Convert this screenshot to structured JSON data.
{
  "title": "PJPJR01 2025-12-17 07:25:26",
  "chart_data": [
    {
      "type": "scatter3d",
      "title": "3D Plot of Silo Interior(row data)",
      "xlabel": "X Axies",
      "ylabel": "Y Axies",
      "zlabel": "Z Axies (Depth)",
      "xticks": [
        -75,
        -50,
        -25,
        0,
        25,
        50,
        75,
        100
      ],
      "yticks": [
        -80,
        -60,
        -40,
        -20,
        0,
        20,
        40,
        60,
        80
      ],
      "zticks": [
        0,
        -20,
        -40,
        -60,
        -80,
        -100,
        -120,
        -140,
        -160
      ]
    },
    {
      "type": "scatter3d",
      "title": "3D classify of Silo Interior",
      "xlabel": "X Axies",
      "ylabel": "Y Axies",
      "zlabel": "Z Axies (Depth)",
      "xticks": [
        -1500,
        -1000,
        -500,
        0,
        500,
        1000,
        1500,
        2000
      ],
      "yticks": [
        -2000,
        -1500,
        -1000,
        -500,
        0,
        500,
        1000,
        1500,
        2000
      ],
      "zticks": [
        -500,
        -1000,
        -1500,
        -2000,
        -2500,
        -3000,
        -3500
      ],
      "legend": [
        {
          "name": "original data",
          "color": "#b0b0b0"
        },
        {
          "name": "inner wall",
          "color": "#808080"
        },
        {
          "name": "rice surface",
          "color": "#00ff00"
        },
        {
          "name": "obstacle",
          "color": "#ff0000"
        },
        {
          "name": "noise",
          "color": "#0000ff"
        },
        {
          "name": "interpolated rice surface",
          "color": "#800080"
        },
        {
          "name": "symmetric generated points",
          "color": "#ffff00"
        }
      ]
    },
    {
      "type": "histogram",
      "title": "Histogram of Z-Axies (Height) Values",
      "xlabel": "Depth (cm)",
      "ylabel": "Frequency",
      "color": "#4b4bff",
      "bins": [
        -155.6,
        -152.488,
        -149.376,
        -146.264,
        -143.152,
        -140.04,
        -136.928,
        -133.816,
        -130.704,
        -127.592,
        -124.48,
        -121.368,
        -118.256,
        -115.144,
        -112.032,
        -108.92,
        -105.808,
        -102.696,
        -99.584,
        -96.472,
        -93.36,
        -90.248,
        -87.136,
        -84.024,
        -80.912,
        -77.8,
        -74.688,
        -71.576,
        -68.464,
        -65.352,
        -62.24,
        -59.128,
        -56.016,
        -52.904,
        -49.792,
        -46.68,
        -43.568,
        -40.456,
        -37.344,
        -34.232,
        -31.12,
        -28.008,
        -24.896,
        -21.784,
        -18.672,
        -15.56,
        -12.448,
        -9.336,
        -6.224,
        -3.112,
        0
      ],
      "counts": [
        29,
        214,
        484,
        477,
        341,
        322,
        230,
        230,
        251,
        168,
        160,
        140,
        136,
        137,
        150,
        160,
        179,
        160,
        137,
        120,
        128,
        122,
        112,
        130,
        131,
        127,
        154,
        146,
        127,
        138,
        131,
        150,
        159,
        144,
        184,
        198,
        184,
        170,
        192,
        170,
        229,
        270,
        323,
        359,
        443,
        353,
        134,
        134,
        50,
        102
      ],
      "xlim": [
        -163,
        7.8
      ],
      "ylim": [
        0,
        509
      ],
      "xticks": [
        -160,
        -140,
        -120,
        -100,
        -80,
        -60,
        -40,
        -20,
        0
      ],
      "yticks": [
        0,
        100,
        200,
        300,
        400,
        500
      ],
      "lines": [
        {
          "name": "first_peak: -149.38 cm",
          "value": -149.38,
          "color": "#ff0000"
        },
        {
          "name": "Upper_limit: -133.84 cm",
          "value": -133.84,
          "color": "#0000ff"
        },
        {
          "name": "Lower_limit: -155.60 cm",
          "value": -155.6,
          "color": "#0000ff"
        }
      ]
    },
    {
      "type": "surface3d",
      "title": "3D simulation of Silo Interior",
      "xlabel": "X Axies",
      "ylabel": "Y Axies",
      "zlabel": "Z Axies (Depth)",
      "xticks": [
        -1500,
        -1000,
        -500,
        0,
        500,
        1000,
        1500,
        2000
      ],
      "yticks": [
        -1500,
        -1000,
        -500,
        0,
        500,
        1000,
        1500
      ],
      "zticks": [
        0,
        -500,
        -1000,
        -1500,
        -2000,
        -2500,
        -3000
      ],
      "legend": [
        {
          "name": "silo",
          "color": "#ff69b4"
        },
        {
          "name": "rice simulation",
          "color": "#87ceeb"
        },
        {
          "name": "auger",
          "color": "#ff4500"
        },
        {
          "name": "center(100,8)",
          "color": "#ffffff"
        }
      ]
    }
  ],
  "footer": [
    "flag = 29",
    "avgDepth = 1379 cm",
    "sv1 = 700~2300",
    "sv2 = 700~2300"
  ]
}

- - - - -

- **What to produce**: List each line of the records that holds the string "simulation".

- **Result of this task**:
      "title": "3D simulation of Silo Interior",
          "name": "rice simulation",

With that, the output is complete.